# Instructions for the task
Collect all lines from the records below that include the word "long".

[Data records]
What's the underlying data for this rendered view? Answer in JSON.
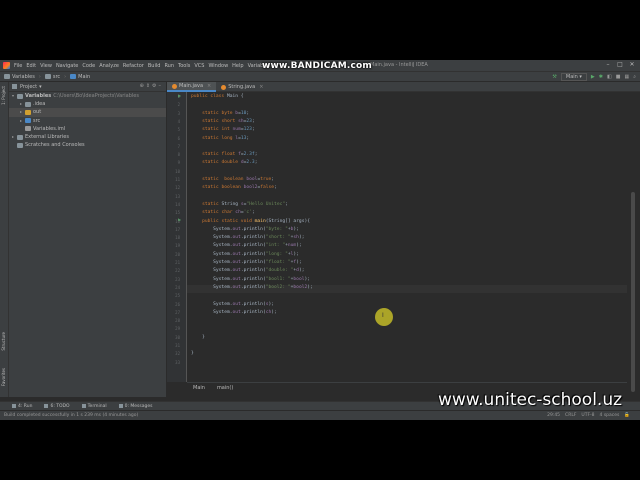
{
  "window": {
    "menu": [
      "File",
      "Edit",
      "View",
      "Navigate",
      "Code",
      "Analyze",
      "Refactor",
      "Build",
      "Run",
      "Tools",
      "VCS",
      "Window",
      "Help",
      "Variables"
    ],
    "title_suffix": "Main.java - IntelliJ IDEA"
  },
  "watermark": "www.BANDICAM.com",
  "site_overlay": "www.unitec-school.uz",
  "navbar": {
    "crumbs": [
      "Variables",
      "src",
      "Main"
    ],
    "run_config": "Main"
  },
  "project_panel": {
    "title": "Project",
    "tree": [
      {
        "label": "Variables",
        "path": "C:\\Users\\Bo\\IdeaProjects\\Variables",
        "indent": 0,
        "expanded": true,
        "color": "#87939a",
        "bold": true
      },
      {
        "label": ".idea",
        "path": "",
        "indent": 1,
        "expanded": false,
        "color": "#87939a"
      },
      {
        "label": "out",
        "path": "",
        "indent": 1,
        "expanded": false,
        "color": "#d1a031",
        "selected": true
      },
      {
        "label": "src",
        "path": "",
        "indent": 1,
        "expanded": false,
        "color": "#4a88c7"
      },
      {
        "label": "Variables.iml",
        "path": "",
        "indent": 1,
        "expanded": null,
        "color": "#999999"
      },
      {
        "label": "External Libraries",
        "path": "",
        "indent": 0,
        "expanded": false,
        "color": "#87939a"
      },
      {
        "label": "Scratches and Consoles",
        "path": "",
        "indent": 0,
        "expanded": null,
        "color": "#87939a"
      }
    ]
  },
  "side_tabs": {
    "left": [
      "1: Project",
      "Structure",
      "Favorites"
    ]
  },
  "editor": {
    "tabs": [
      {
        "label": "Main.java",
        "active": true
      },
      {
        "label": "String.java",
        "active": false
      }
    ],
    "lines": [
      {
        "n": 1,
        "html": "<span class='kw'>public class</span> Main {"
      },
      {
        "n": 2,
        "html": ""
      },
      {
        "n": 3,
        "html": "    <span class='kw'>static byte</span> <span class='fld'>b</span>=<span class='num'>10</span>;"
      },
      {
        "n": 4,
        "html": "    <span class='kw'>static short</span> <span class='fld'>sh</span>=<span class='num'>23</span>;"
      },
      {
        "n": 5,
        "html": "    <span class='kw'>static int</span> <span class='fld'>num</span>=<span class='num'>123</span>;"
      },
      {
        "n": 6,
        "html": "    <span class='kw'>static long</span> <span class='fld'>l</span>=<span class='num'>13</span>;"
      },
      {
        "n": 7,
        "html": ""
      },
      {
        "n": 8,
        "html": "    <span class='kw'>static float</span> <span class='fld'>f</span>=<span class='num'>2.3f</span>;"
      },
      {
        "n": 9,
        "html": "    <span class='kw'>static double</span> <span class='fld'>d</span>=<span class='num'>2.3</span>;"
      },
      {
        "n": 10,
        "html": ""
      },
      {
        "n": 11,
        "html": "    <span class='kw'>static  boolean</span> <span class='fld'>bool</span>=<span class='kw'>true</span>;"
      },
      {
        "n": 12,
        "html": "    <span class='kw'>static boolean</span> <span class='fld'>bool2</span>=<span class='kw'>false</span>;"
      },
      {
        "n": 13,
        "html": ""
      },
      {
        "n": 14,
        "html": "    <span class='kw'>static</span> String <span class='fld'>s</span>=<span class='str'>\"Hello Unitec\"</span>;"
      },
      {
        "n": 15,
        "html": "    <span class='kw'>static char</span> <span class='fld'>ch</span>=<span class='str'>'c'</span>;"
      },
      {
        "n": 16,
        "html": "    <span class='kw'>public static void</span> <span class='fn'>main</span>(String[] args){"
      },
      {
        "n": 17,
        "html": "        System.<span class='fld'>out</span>.println(<span class='str'>\"byte: \"</span>+<span class='fld'>b</span>);"
      },
      {
        "n": 18,
        "html": "        System.<span class='fld'>out</span>.println(<span class='str'>\"short: \"</span>+<span class='fld'>sh</span>);"
      },
      {
        "n": 19,
        "html": "        System.<span class='fld'>out</span>.println(<span class='str'>\"int: \"</span>+<span class='fld'>num</span>);"
      },
      {
        "n": 20,
        "html": "        System.<span class='fld'>out</span>.println(<span class='str'>\"long: \"</span>+<span class='fld'>l</span>);"
      },
      {
        "n": 21,
        "html": "        System.<span class='fld'>out</span>.println(<span class='str'>\"float: \"</span>+<span class='fld'>f</span>);"
      },
      {
        "n": 22,
        "html": "        System.<span class='fld'>out</span>.println(<span class='str'>\"double: \"</span>+<span class='fld'>d</span>);"
      },
      {
        "n": 23,
        "html": "        System.<span class='fld'>out</span>.println(<span class='str'>\"bool1: \"</span>+<span class='fld'>bool</span>);"
      },
      {
        "n": 24,
        "html": "        System.<span class='fld'>out</span>.println(<span class='str'>\"bool2: \"</span>+<span class='fld'>bool2</span>);",
        "current": true
      },
      {
        "n": 25,
        "html": ""
      },
      {
        "n": 26,
        "html": "        System.<span class='fld'>out</span>.println(<span class='fld'>s</span>);"
      },
      {
        "n": 27,
        "html": "        System.<span class='fld'>out</span>.println(<span class='fld'>ch</span>);"
      },
      {
        "n": 28,
        "html": ""
      },
      {
        "n": 29,
        "html": ""
      },
      {
        "n": 30,
        "html": "    }"
      },
      {
        "n": 31,
        "html": ""
      },
      {
        "n": 32,
        "html": "}"
      },
      {
        "n": 33,
        "html": ""
      }
    ],
    "breadcrumb": [
      "Main",
      "main()"
    ]
  },
  "bottom_tools": [
    "4: Run",
    "6: TODO",
    "Terminal",
    "0: Messages"
  ],
  "status": {
    "message": "Build completed successfully in 1 s 239 ms (4 minutes ago)",
    "position": "29:45",
    "line_sep": "CRLF",
    "encoding": "UTF-8",
    "indent": "4 spaces"
  }
}
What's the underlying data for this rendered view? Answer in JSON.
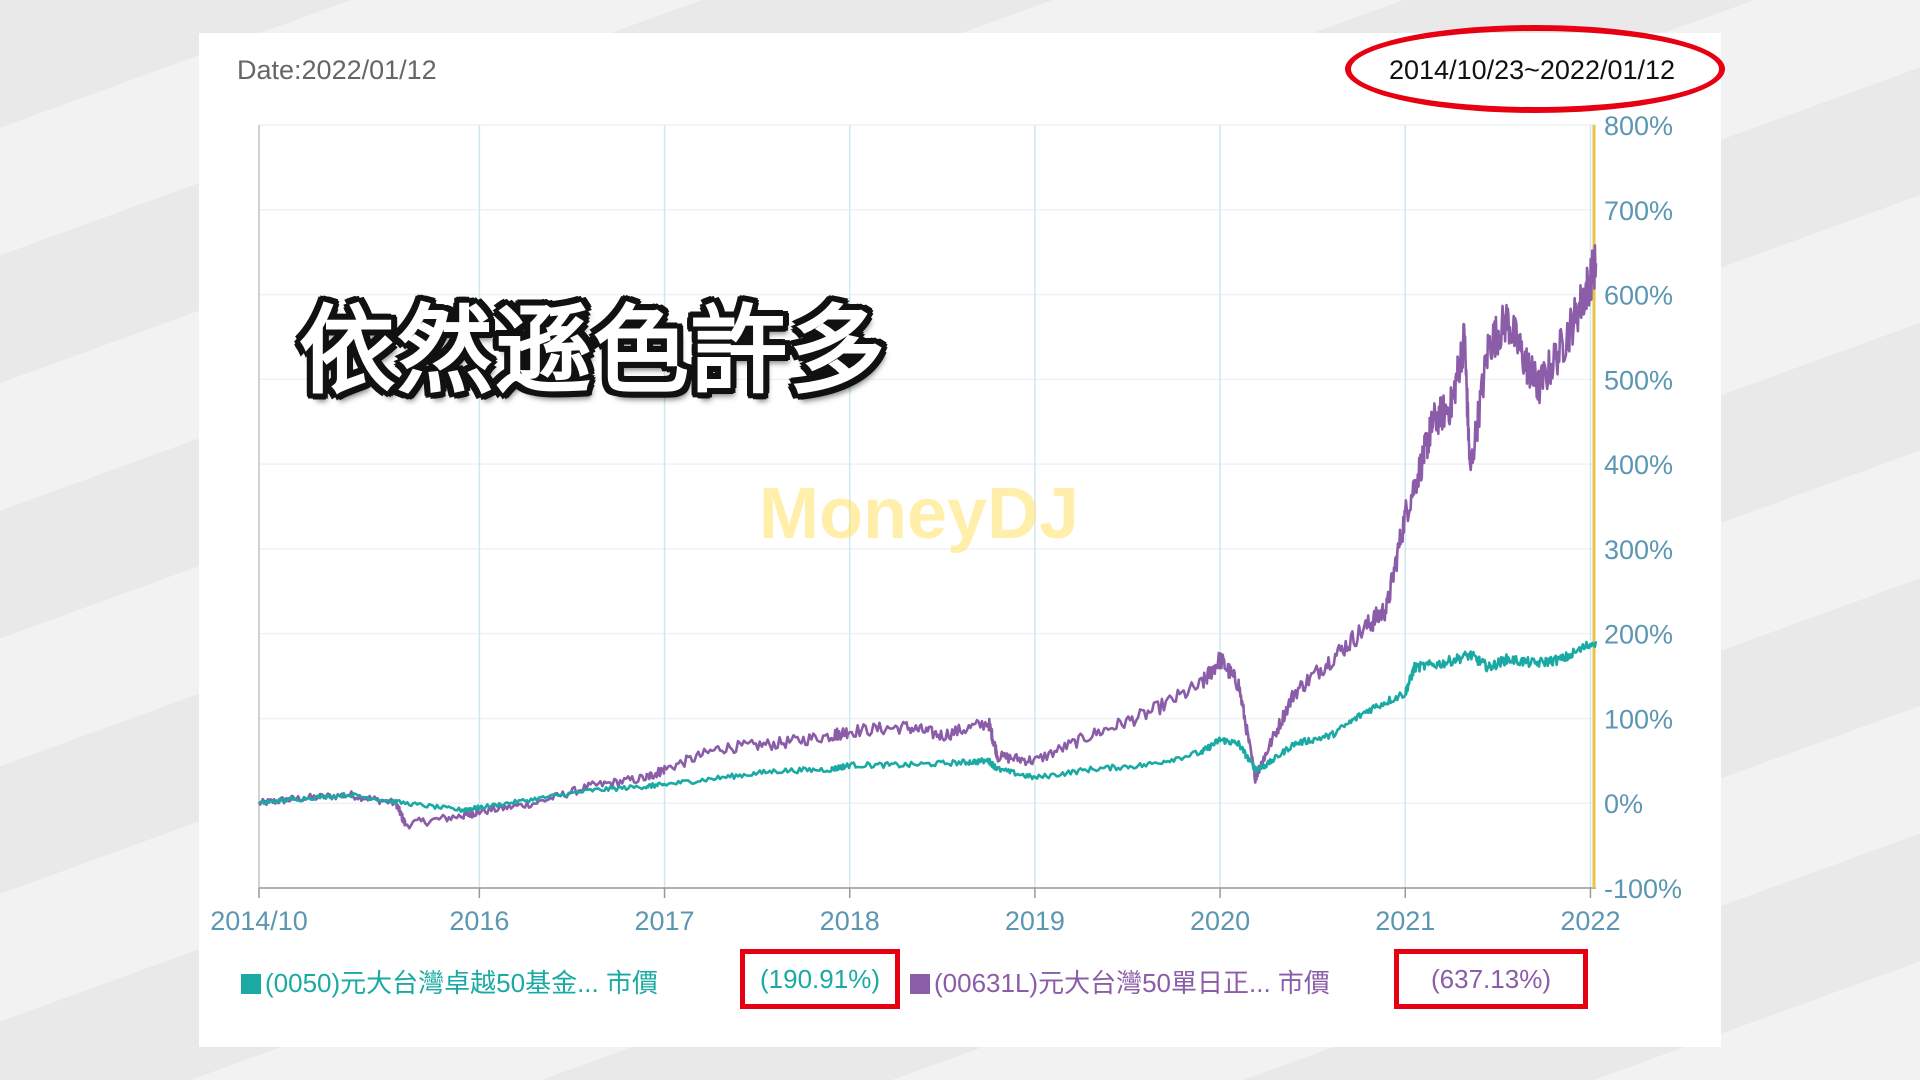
{
  "header": {
    "date_label": "Date:2022/01/12",
    "range_label": "2014/10/23~2022/01/12"
  },
  "overlay": {
    "caption": "依然遜色許多",
    "watermark": "MoneyDJ"
  },
  "legend": {
    "series_a_label": "(0050)元大台灣卓越50基金... 市價",
    "series_a_return": "(190.91%)",
    "series_b_label": "(00631L)元大台灣50單日正... 市價",
    "series_b_return": "(637.13%)"
  },
  "colors": {
    "series_a": "#1aaaa3",
    "series_b": "#8b5ca8",
    "highlight": "#e60012",
    "axis_text": "#5b97b3",
    "cursor_line": "#e8c547"
  },
  "chart_data": {
    "type": "line",
    "xlabel": "",
    "ylabel": "",
    "x_ticks": [
      "2014/10",
      "2016",
      "2017",
      "2018",
      "2019",
      "2020",
      "2021",
      "2022"
    ],
    "x_tick_values": [
      2014.81,
      2016.0,
      2017.0,
      2018.0,
      2019.0,
      2020.0,
      2021.0,
      2022.0
    ],
    "xlim": [
      2014.81,
      2022.03
    ],
    "y_ticks": [
      "800%",
      "700%",
      "600%",
      "500%",
      "400%",
      "300%",
      "200%",
      "100%",
      "0%",
      "-100%"
    ],
    "y_tick_values": [
      800,
      700,
      600,
      500,
      400,
      300,
      200,
      100,
      0,
      -100
    ],
    "ylim": [
      -100,
      800
    ],
    "y_axis_side": "right",
    "grid": true,
    "legend_position": "bottom",
    "series": [
      {
        "name": "(0050)元大台灣卓越50基金... 市價",
        "final_return_pct": 190.91,
        "x": [
          2014.81,
          2015.0,
          2015.3,
          2015.6,
          2015.9,
          2016.0,
          2016.3,
          2016.6,
          2016.9,
          2017.0,
          2017.3,
          2017.6,
          2017.9,
          2018.0,
          2018.3,
          2018.6,
          2018.75,
          2018.8,
          2019.0,
          2019.3,
          2019.6,
          2019.9,
          2020.0,
          2020.1,
          2020.19,
          2020.25,
          2020.4,
          2020.6,
          2020.8,
          2021.0,
          2021.05,
          2021.2,
          2021.35,
          2021.45,
          2021.55,
          2021.7,
          2021.85,
          2022.03
        ],
        "y": [
          0,
          5,
          10,
          0,
          -8,
          -5,
          5,
          15,
          20,
          22,
          30,
          38,
          40,
          45,
          45,
          48,
          50,
          40,
          30,
          40,
          45,
          60,
          75,
          70,
          40,
          45,
          70,
          80,
          110,
          130,
          160,
          165,
          175,
          160,
          170,
          165,
          170,
          191
        ]
      },
      {
        "name": "(00631L)元大台灣50單日正... 市價",
        "final_return_pct": 637.13,
        "x": [
          2014.81,
          2015.0,
          2015.3,
          2015.55,
          2015.6,
          2015.9,
          2016.0,
          2016.3,
          2016.6,
          2016.9,
          2017.0,
          2017.3,
          2017.6,
          2017.9,
          2018.0,
          2018.3,
          2018.5,
          2018.75,
          2018.8,
          2019.0,
          2019.3,
          2019.6,
          2019.9,
          2020.0,
          2020.1,
          2020.19,
          2020.25,
          2020.4,
          2020.6,
          2020.8,
          2020.9,
          2021.0,
          2021.1,
          2021.15,
          2021.25,
          2021.32,
          2021.35,
          2021.45,
          2021.55,
          2021.65,
          2021.72,
          2021.85,
          2021.95,
          2022.03
        ],
        "y": [
          0,
          5,
          10,
          0,
          -25,
          -15,
          -10,
          0,
          20,
          30,
          40,
          65,
          70,
          80,
          85,
          90,
          80,
          95,
          55,
          50,
          80,
          105,
          140,
          170,
          140,
          30,
          60,
          130,
          170,
          210,
          230,
          340,
          410,
          450,
          470,
          550,
          390,
          540,
          570,
          520,
          490,
          540,
          590,
          637
        ]
      }
    ]
  }
}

# Answer to this problem
        "html": "    <span class='kw'>static long</span> <span class='fld'>l</span>=<span class='num'>13</span>;"
        "html": "        System.<span class='fld'>out</span>.println(<span class='str'>\"long: \"</span>+<span class='fld'>l</span>);"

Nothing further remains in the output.